• GIVEN EXERCISE
Go through the data below and gather each line containing "RIMES".

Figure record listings
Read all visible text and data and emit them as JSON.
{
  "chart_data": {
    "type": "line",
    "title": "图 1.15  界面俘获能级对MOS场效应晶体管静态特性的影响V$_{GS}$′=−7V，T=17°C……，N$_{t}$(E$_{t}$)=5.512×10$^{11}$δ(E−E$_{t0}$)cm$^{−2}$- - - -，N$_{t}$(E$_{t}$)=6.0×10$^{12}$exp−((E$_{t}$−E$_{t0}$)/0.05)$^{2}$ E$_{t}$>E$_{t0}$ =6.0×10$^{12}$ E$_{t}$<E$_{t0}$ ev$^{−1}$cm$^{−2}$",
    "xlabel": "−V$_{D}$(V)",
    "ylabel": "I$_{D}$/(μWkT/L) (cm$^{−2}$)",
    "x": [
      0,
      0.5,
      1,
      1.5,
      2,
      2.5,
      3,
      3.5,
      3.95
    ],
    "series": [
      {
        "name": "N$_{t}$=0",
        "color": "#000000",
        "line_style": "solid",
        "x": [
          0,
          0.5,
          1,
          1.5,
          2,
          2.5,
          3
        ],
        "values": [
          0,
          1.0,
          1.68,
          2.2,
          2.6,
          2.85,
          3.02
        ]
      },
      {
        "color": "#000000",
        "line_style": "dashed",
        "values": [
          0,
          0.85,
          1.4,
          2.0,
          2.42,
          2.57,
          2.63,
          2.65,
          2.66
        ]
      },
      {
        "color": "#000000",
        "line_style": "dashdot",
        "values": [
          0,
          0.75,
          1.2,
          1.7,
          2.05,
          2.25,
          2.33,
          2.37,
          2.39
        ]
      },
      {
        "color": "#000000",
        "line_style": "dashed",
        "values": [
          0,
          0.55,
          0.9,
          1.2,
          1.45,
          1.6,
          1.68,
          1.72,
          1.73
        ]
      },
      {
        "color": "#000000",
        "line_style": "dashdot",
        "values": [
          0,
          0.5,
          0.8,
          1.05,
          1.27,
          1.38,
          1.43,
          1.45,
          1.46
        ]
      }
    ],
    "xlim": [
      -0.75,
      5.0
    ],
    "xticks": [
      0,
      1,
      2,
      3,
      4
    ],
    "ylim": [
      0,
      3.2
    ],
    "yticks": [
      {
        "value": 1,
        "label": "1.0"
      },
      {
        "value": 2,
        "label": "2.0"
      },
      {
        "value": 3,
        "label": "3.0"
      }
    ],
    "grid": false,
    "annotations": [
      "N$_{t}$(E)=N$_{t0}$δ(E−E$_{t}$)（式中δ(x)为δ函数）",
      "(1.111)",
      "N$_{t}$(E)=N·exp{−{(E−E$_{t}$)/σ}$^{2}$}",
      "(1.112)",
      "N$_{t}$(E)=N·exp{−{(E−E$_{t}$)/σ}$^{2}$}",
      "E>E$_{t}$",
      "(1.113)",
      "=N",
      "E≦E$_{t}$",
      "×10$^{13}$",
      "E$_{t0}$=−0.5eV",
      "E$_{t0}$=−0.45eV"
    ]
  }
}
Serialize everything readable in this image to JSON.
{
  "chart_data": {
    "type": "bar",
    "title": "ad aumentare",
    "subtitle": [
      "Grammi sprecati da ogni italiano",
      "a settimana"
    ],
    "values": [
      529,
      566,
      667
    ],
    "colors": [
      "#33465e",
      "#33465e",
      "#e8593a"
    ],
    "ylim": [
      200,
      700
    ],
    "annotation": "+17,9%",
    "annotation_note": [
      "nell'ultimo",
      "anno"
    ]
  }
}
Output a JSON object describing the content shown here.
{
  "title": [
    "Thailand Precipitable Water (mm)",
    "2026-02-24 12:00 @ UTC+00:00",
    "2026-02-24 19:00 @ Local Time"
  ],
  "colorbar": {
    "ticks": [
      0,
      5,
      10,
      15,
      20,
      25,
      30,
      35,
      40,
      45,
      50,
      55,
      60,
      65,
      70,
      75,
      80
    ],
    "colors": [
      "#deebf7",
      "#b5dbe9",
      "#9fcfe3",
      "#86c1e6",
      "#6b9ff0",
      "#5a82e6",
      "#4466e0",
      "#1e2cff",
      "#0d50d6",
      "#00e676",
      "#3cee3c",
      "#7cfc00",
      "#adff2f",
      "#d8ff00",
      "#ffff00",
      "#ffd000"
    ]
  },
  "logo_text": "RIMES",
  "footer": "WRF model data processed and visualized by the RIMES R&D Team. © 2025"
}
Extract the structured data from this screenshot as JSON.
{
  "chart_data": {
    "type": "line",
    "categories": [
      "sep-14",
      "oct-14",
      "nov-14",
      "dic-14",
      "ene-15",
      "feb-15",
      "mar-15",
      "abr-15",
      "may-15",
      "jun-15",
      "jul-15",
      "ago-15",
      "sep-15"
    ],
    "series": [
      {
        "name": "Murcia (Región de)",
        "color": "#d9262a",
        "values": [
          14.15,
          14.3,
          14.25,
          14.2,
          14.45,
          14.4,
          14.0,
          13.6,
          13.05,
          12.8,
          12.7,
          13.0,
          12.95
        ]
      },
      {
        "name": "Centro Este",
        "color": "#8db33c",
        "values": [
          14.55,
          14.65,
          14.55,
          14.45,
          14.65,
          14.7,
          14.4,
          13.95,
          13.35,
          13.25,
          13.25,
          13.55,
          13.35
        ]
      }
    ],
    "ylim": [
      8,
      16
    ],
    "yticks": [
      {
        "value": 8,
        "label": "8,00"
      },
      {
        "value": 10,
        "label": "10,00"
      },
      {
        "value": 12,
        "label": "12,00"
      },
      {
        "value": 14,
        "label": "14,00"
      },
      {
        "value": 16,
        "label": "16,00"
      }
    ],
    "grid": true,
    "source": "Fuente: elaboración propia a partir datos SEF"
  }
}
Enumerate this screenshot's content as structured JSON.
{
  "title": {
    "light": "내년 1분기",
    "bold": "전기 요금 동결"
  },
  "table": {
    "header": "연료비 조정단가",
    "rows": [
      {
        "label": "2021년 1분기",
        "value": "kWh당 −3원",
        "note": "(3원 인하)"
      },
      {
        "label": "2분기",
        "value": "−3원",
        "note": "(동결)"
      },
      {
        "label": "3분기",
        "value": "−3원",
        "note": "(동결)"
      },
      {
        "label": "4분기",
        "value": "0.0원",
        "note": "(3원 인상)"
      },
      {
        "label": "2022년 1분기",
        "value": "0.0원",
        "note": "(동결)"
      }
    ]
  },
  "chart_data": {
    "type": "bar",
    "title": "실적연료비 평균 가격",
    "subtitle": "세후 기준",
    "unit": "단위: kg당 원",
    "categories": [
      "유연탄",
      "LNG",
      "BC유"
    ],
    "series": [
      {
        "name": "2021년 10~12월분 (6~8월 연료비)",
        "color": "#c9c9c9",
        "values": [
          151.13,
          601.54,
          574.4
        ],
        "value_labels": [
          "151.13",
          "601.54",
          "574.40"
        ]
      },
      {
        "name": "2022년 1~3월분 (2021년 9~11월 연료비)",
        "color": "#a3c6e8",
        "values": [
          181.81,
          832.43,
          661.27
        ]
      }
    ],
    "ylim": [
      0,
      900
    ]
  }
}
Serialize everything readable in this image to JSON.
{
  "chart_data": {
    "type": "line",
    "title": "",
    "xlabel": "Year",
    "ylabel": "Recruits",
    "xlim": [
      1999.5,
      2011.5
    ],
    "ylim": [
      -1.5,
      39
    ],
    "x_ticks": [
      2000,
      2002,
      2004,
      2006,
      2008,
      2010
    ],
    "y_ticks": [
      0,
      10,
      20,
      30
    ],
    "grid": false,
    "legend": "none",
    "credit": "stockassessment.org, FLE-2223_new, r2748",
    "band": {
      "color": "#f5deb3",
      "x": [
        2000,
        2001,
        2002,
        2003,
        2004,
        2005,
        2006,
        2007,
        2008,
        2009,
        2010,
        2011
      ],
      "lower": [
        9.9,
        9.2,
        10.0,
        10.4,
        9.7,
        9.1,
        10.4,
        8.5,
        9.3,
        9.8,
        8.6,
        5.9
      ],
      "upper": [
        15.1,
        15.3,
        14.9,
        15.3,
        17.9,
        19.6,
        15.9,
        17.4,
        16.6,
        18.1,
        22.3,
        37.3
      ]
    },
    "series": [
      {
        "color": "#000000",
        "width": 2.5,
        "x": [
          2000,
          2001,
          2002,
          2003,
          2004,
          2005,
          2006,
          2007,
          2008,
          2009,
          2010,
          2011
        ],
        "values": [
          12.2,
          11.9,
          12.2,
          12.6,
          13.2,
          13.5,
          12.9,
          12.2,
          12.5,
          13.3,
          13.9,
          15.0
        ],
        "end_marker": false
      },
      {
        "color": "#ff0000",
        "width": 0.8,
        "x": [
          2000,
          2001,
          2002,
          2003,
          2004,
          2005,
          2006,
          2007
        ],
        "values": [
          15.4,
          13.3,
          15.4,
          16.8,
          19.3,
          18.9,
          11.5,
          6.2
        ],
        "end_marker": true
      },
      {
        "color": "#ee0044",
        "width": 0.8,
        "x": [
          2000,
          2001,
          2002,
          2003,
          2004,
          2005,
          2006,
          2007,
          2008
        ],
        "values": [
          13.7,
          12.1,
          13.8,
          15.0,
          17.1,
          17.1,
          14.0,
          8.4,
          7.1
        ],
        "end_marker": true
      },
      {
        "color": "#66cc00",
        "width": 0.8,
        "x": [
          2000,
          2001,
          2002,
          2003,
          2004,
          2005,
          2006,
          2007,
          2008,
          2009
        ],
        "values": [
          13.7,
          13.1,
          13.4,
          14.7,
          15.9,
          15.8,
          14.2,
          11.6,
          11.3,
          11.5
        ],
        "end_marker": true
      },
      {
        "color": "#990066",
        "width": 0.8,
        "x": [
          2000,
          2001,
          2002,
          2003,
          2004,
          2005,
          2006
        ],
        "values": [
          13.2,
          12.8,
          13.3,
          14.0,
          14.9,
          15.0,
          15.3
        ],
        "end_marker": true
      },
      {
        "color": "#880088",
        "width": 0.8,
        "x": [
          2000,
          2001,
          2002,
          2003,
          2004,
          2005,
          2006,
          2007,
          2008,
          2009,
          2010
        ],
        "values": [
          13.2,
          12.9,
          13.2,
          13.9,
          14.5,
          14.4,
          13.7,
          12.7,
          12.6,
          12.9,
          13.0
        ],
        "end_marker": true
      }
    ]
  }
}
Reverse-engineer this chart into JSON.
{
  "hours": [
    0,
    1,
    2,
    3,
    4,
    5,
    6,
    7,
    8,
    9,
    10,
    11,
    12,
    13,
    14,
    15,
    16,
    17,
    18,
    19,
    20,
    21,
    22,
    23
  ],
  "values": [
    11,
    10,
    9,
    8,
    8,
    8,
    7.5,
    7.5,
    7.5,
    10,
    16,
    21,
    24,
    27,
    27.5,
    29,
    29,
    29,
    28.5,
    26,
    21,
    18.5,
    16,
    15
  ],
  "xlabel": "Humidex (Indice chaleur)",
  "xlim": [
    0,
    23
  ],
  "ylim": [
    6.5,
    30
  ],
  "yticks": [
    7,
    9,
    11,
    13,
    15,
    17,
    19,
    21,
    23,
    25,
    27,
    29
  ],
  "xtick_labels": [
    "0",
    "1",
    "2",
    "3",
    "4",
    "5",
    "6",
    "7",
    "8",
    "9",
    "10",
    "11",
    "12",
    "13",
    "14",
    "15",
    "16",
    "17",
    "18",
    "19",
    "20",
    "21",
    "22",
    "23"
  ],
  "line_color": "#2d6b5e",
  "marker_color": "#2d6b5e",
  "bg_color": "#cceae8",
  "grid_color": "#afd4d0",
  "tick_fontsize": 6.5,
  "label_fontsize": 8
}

• RESPONSE TO THIS TASK
  "logo_text": "RIMES",
  "footer": "WRF model data processed and visualized by the RIMES R&D Team. © 2025"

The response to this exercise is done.